Task to carry out >> Restate the data word for word and leave the images out.

Supplied data >>
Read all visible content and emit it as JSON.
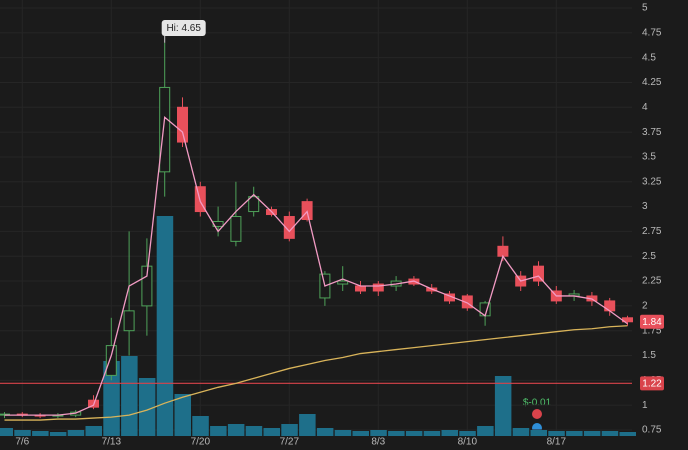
{
  "chart_data": {
    "type": "candlestick",
    "categories": [
      null,
      "7/6",
      null,
      null,
      null,
      null,
      "7/13",
      null,
      null,
      null,
      null,
      "7/20",
      null,
      null,
      null,
      null,
      "7/27",
      null,
      null,
      null,
      null,
      "8/3",
      null,
      null,
      null,
      null,
      "8/10",
      null,
      null,
      null,
      null,
      "8/17",
      null,
      null,
      null,
      null
    ],
    "open": [
      0.9,
      0.91,
      0.9,
      0.89,
      0.9,
      1.05,
      1.3,
      1.75,
      2.0,
      3.35,
      4.0,
      3.2,
      2.8,
      2.65,
      2.95,
      2.97,
      2.9,
      3.05,
      2.08,
      2.22,
      2.2,
      2.22,
      2.2,
      2.27,
      2.18,
      2.12,
      2.1,
      1.9,
      2.6,
      2.3,
      2.4,
      2.15,
      2.1,
      2.1,
      2.05,
      1.88
    ],
    "high": [
      0.93,
      0.93,
      0.92,
      0.92,
      0.95,
      1.1,
      1.88,
      2.75,
      2.68,
      4.65,
      4.1,
      3.25,
      3.0,
      3.25,
      3.2,
      3.0,
      2.95,
      3.08,
      2.35,
      2.4,
      2.25,
      2.25,
      2.3,
      2.3,
      2.22,
      2.15,
      2.12,
      2.05,
      2.7,
      2.35,
      2.45,
      2.2,
      2.16,
      2.14,
      2.08,
      1.9
    ],
    "low": [
      0.87,
      0.88,
      0.87,
      0.87,
      0.88,
      0.96,
      1.25,
      1.5,
      1.7,
      3.1,
      3.6,
      2.9,
      2.7,
      2.6,
      2.9,
      2.9,
      2.65,
      2.85,
      2.0,
      2.15,
      2.12,
      2.1,
      2.15,
      2.2,
      2.12,
      2.02,
      1.95,
      1.8,
      2.45,
      2.15,
      2.2,
      2.02,
      2.05,
      2.0,
      1.9,
      1.8
    ],
    "close": [
      0.91,
      0.9,
      0.89,
      0.9,
      0.93,
      0.98,
      1.6,
      1.95,
      2.4,
      4.2,
      3.65,
      2.95,
      2.85,
      2.9,
      3.1,
      2.92,
      2.68,
      2.87,
      2.32,
      2.25,
      2.15,
      2.15,
      2.25,
      2.22,
      2.15,
      2.05,
      1.98,
      2.03,
      2.5,
      2.2,
      2.25,
      2.05,
      2.12,
      2.05,
      1.95,
      1.84
    ],
    "up_color": "#4fa35a",
    "down_color": "#e8505b",
    "volume": [
      8,
      6,
      5,
      4,
      6,
      10,
      75,
      80,
      58,
      220,
      42,
      20,
      10,
      12,
      10,
      8,
      12,
      22,
      8,
      6,
      5,
      6,
      5,
      5,
      5,
      6,
      5,
      10,
      60,
      8,
      6,
      5,
      5,
      5,
      5,
      4
    ],
    "volume_color": "#1e6f8a",
    "short_ma": {
      "color": "#f29bc4",
      "values": [
        0.9,
        0.9,
        0.9,
        0.9,
        0.92,
        1.0,
        1.5,
        2.2,
        2.3,
        3.9,
        3.75,
        3.05,
        2.75,
        2.95,
        3.12,
        2.95,
        2.75,
        2.95,
        2.2,
        2.27,
        2.2,
        2.2,
        2.22,
        2.25,
        2.17,
        2.1,
        2.03,
        1.9,
        2.5,
        2.25,
        2.3,
        2.1,
        2.1,
        2.07,
        1.95,
        1.82
      ]
    },
    "long_ma": {
      "color": "#d9b45a",
      "values": [
        0.85,
        0.85,
        0.85,
        0.86,
        0.86,
        0.87,
        0.88,
        0.9,
        0.95,
        1.02,
        1.08,
        1.13,
        1.18,
        1.22,
        1.27,
        1.32,
        1.37,
        1.41,
        1.45,
        1.48,
        1.52,
        1.54,
        1.56,
        1.58,
        1.6,
        1.62,
        1.64,
        1.66,
        1.68,
        1.7,
        1.72,
        1.74,
        1.76,
        1.77,
        1.79,
        1.8
      ]
    },
    "level_line": {
      "value": 1.22,
      "color": "#d9434b"
    },
    "last_price": 1.84,
    "high_marker": {
      "value": 4.65,
      "label": "Hi: 4.65"
    },
    "dividend_label": "$-0.01",
    "ylim": [
      0.75,
      5
    ],
    "yticks": [
      0.75,
      1,
      1.25,
      1.5,
      1.75,
      2,
      2.25,
      2.5,
      2.75,
      3,
      3.25,
      3.5,
      3.75,
      4,
      4.25,
      4.5,
      4.75,
      5
    ],
    "grid": true
  }
}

Written response >>
Read all visible content and emit it as JSON.
{
  "chart_data": {
    "type": "candlestick",
    "categories": [
      null,
      "7/6",
      null,
      null,
      null,
      null,
      "7/13",
      null,
      null,
      null,
      null,
      "7/20",
      null,
      null,
      null,
      null,
      "7/27",
      null,
      null,
      null,
      null,
      "8/3",
      null,
      null,
      null,
      null,
      "8/10",
      null,
      null,
      null,
      null,
      "8/17",
      null,
      null,
      null,
      null
    ],
    "open": [
      0.9,
      0.91,
      0.9,
      0.89,
      0.9,
      1.05,
      1.3,
      1.75,
      2.0,
      3.35,
      4.0,
      3.2,
      2.8,
      2.65,
      2.95,
      2.97,
      2.9,
      3.05,
      2.08,
      2.22,
      2.2,
      2.22,
      2.2,
      2.27,
      2.18,
      2.12,
      2.1,
      1.9,
      2.6,
      2.3,
      2.4,
      2.15,
      2.1,
      2.1,
      2.05,
      1.88
    ],
    "high": [
      0.93,
      0.93,
      0.92,
      0.92,
      0.95,
      1.1,
      1.88,
      2.75,
      2.68,
      4.65,
      4.1,
      3.25,
      3.0,
      3.25,
      3.2,
      3.0,
      2.95,
      3.08,
      2.35,
      2.4,
      2.25,
      2.25,
      2.3,
      2.3,
      2.22,
      2.15,
      2.12,
      2.05,
      2.7,
      2.35,
      2.45,
      2.2,
      2.16,
      2.14,
      2.08,
      1.9
    ],
    "low": [
      0.87,
      0.88,
      0.87,
      0.87,
      0.88,
      0.96,
      1.25,
      1.5,
      1.7,
      3.1,
      3.6,
      2.9,
      2.7,
      2.6,
      2.9,
      2.9,
      2.65,
      2.85,
      2.0,
      2.15,
      2.12,
      2.1,
      2.15,
      2.2,
      2.12,
      2.02,
      1.95,
      1.8,
      2.45,
      2.15,
      2.2,
      2.02,
      2.05,
      2.0,
      1.9,
      1.8
    ],
    "close": [
      0.91,
      0.9,
      0.89,
      0.9,
      0.93,
      0.98,
      1.6,
      1.95,
      2.4,
      4.2,
      3.65,
      2.95,
      2.85,
      2.9,
      3.1,
      2.92,
      2.68,
      2.87,
      2.32,
      2.25,
      2.15,
      2.15,
      2.25,
      2.22,
      2.15,
      2.05,
      1.98,
      2.03,
      2.5,
      2.2,
      2.25,
      2.05,
      2.12,
      2.05,
      1.95,
      1.84
    ],
    "up_color": "#4fa35a",
    "down_color": "#e8505b",
    "volume": [
      8,
      6,
      5,
      4,
      6,
      10,
      75,
      80,
      58,
      220,
      42,
      20,
      10,
      12,
      10,
      8,
      12,
      22,
      8,
      6,
      5,
      6,
      5,
      5,
      5,
      6,
      5,
      10,
      60,
      8,
      6,
      5,
      5,
      5,
      5,
      4
    ],
    "volume_color": "#1e6f8a",
    "short_ma": {
      "color": "#f29bc4",
      "values": [
        0.9,
        0.9,
        0.9,
        0.9,
        0.92,
        1.0,
        1.5,
        2.2,
        2.3,
        3.9,
        3.75,
        3.05,
        2.75,
        2.95,
        3.12,
        2.95,
        2.75,
        2.95,
        2.2,
        2.27,
        2.2,
        2.2,
        2.22,
        2.25,
        2.17,
        2.1,
        2.03,
        1.9,
        2.5,
        2.25,
        2.3,
        2.1,
        2.1,
        2.07,
        1.95,
        1.82
      ]
    },
    "long_ma": {
      "color": "#d9b45a",
      "values": [
        0.85,
        0.85,
        0.85,
        0.86,
        0.86,
        0.87,
        0.88,
        0.9,
        0.95,
        1.02,
        1.08,
        1.13,
        1.18,
        1.22,
        1.27,
        1.32,
        1.37,
        1.41,
        1.45,
        1.48,
        1.52,
        1.54,
        1.56,
        1.58,
        1.6,
        1.62,
        1.64,
        1.66,
        1.68,
        1.7,
        1.72,
        1.74,
        1.76,
        1.77,
        1.79,
        1.8
      ]
    },
    "level_line": {
      "value": 1.22,
      "color": "#d9434b"
    },
    "last_price": 1.84,
    "high_marker": {
      "value": 4.65,
      "label": "Hi: 4.65"
    },
    "dividend_label": "$-0.01",
    "ylim": [
      0.75,
      5
    ],
    "yticks": [
      0.75,
      1,
      1.25,
      1.5,
      1.75,
      2,
      2.25,
      2.5,
      2.75,
      3,
      3.25,
      3.5,
      3.75,
      4,
      4.25,
      4.5,
      4.75,
      5
    ],
    "grid": true
  }
}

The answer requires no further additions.